[Input]:
=====

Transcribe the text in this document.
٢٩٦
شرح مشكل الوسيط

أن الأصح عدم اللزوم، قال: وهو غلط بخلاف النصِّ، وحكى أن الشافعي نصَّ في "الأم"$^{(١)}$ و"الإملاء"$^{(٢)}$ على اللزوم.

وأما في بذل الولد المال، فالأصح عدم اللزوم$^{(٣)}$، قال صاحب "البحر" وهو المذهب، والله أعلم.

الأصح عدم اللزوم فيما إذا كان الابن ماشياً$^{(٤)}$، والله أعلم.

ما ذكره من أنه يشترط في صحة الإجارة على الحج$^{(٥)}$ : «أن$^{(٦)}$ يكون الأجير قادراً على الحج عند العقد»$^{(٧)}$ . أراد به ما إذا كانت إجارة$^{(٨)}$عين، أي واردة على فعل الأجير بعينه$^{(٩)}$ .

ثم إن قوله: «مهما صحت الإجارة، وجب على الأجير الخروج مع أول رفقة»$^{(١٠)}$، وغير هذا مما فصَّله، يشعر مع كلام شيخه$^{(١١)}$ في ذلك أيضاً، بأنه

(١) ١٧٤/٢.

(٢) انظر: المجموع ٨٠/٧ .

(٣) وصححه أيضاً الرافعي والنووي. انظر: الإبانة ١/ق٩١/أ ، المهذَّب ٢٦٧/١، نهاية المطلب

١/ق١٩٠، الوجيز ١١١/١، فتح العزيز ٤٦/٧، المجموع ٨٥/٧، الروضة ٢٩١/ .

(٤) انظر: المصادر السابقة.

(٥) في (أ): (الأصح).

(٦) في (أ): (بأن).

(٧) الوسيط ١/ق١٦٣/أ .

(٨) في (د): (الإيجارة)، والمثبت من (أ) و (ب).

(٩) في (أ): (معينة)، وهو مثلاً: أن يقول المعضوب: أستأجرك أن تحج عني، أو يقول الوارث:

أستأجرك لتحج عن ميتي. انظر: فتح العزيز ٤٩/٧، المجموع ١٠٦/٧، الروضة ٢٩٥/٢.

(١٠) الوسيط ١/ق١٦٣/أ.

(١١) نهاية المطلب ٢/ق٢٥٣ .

=====

Where a line of the records above holds the word "اللزوم", copy that line.

أن الأصح عدم اللزوم، قال: وهو غلط بخلاف النصِّ، وحكى أن الشافعي نصَّ في "الأم"$^{(١)}$ و"الإملاء"$^{(٢)}$ على اللزوم.
وأما في بذل الولد المال، فالأصح عدم اللزوم$^{(٣)}$، قال صاحب "البحر" وهو المذهب، والله أعلم.
الأصح عدم اللزوم فيما إذا كان الابن ماشياً$^{(٤)}$، والله أعلم.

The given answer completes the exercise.